**GOAL OF THE EXERCISE**
Which lines of the records contain "system"? Collect every one of them.

═══ RECORD LIST ═══

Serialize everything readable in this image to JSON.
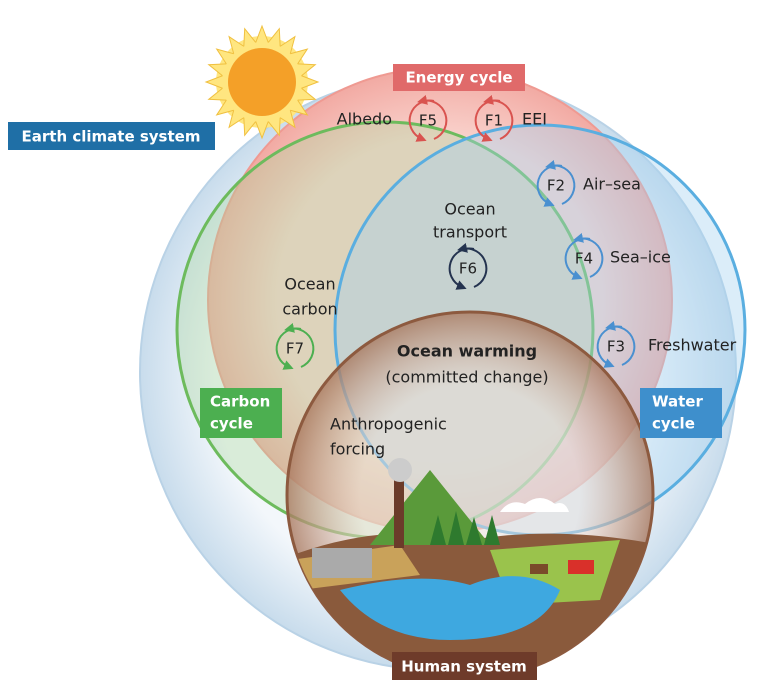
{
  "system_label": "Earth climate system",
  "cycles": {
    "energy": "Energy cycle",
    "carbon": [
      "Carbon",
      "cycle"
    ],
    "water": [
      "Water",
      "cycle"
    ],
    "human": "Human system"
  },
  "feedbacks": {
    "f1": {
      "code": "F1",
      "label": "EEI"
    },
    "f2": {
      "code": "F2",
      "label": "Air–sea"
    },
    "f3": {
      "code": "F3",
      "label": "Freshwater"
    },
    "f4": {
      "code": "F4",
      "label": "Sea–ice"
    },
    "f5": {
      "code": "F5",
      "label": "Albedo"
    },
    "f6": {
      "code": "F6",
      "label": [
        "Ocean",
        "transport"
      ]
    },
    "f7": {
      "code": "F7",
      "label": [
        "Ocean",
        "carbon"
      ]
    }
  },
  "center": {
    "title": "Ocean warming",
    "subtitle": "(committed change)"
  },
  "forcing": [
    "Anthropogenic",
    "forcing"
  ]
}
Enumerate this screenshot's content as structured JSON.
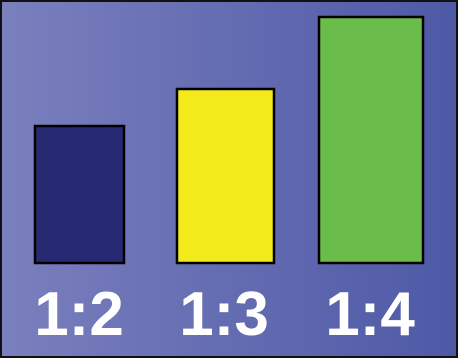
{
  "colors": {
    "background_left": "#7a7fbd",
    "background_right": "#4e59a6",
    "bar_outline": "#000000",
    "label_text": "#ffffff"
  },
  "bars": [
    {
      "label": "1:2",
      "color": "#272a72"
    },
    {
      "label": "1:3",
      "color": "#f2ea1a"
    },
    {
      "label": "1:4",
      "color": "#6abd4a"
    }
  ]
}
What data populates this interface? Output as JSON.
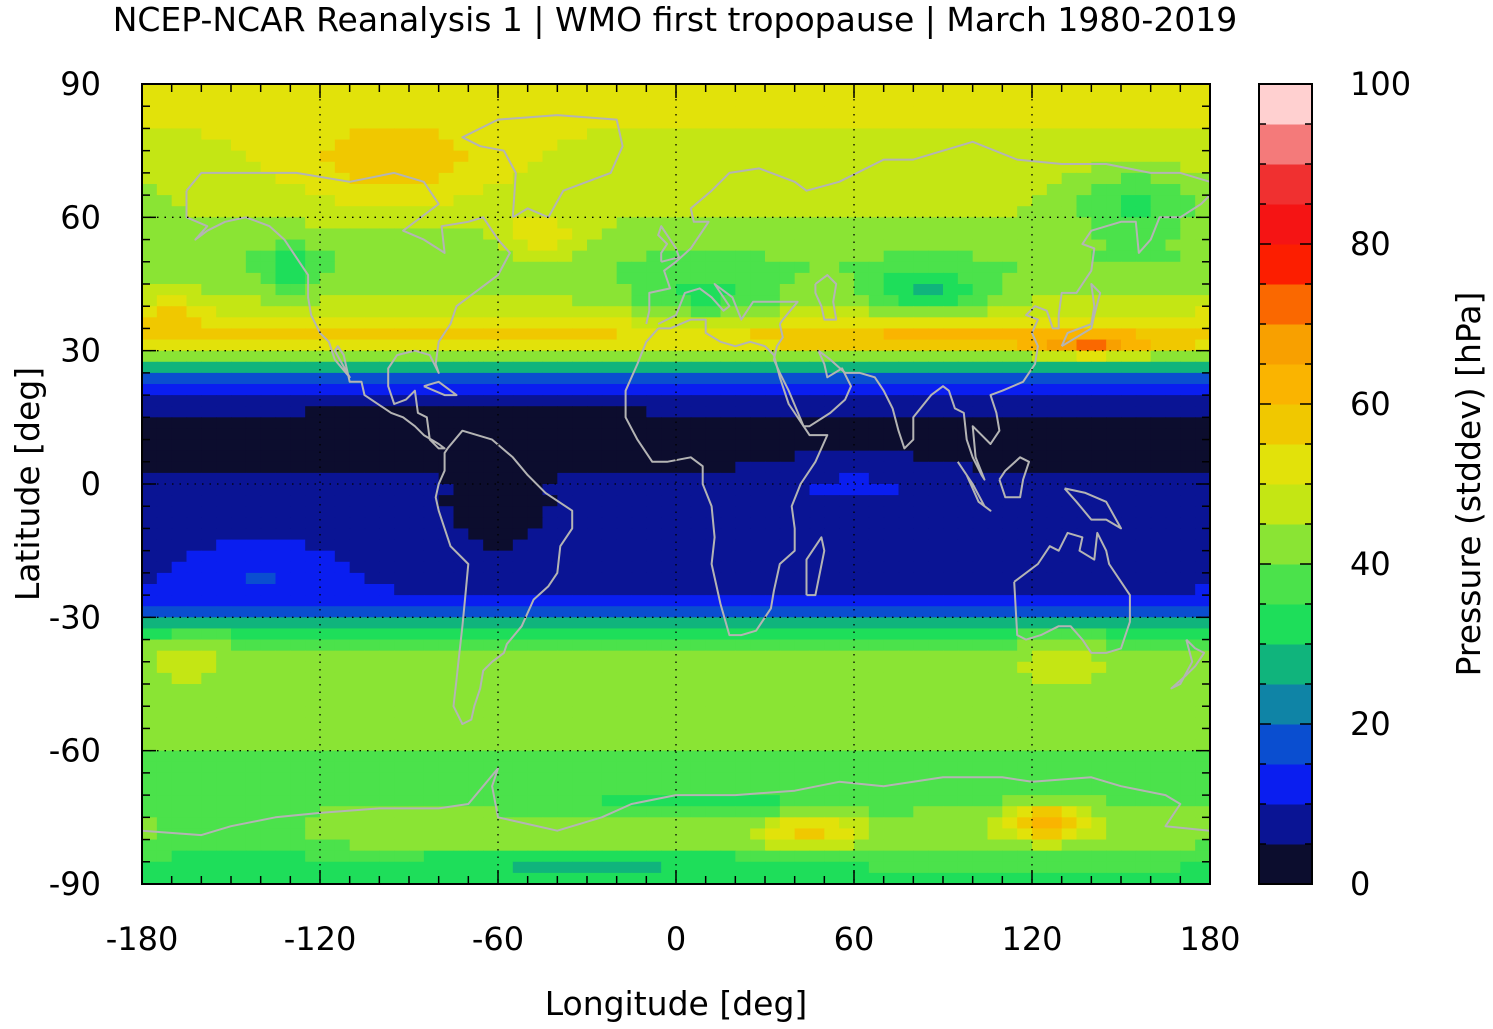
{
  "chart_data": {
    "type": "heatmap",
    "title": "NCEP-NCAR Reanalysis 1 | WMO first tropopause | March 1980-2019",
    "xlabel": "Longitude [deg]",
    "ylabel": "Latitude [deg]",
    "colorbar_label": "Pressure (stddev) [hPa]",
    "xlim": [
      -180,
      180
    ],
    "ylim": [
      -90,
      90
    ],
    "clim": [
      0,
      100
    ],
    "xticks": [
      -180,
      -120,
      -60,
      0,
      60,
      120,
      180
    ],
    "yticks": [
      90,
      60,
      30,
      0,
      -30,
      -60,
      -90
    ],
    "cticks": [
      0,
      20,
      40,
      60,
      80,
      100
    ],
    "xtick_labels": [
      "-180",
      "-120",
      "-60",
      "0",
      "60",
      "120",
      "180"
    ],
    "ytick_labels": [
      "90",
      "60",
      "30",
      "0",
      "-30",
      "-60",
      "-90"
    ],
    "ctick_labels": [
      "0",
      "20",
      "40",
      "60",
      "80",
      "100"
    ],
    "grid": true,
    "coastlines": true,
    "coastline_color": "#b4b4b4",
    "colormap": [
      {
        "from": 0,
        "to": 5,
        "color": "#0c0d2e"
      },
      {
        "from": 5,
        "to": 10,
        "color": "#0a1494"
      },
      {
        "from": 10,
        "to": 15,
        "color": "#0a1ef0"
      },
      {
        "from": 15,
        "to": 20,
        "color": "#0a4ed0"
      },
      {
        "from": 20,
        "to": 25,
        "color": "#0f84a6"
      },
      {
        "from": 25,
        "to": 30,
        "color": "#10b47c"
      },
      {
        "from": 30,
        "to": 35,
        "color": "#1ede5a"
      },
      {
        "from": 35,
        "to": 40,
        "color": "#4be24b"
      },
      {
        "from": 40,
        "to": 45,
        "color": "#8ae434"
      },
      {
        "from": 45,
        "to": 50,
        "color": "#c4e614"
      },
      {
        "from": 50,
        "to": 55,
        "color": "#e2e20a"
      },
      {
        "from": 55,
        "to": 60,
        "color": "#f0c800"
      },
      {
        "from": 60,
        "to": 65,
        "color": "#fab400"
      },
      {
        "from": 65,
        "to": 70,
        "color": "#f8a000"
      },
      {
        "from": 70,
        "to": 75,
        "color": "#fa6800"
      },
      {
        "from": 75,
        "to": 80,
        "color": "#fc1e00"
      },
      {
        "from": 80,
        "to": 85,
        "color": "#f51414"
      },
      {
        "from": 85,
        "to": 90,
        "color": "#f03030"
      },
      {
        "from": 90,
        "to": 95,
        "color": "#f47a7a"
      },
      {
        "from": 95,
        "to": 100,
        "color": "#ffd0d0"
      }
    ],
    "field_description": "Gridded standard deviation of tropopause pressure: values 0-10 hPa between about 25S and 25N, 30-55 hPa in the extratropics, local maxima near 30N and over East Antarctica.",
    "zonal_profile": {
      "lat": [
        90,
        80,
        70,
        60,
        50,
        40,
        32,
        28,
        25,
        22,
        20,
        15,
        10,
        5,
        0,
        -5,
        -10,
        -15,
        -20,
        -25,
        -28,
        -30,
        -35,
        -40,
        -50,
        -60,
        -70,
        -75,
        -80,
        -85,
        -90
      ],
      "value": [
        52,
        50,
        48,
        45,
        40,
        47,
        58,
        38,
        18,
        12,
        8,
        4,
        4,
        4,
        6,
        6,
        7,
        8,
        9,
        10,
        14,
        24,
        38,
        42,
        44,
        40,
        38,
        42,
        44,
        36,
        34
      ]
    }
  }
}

═══

**SOLUTION TO THE EXERCISE**
  "system_label": "Earth climate system",
    "human": "Human system"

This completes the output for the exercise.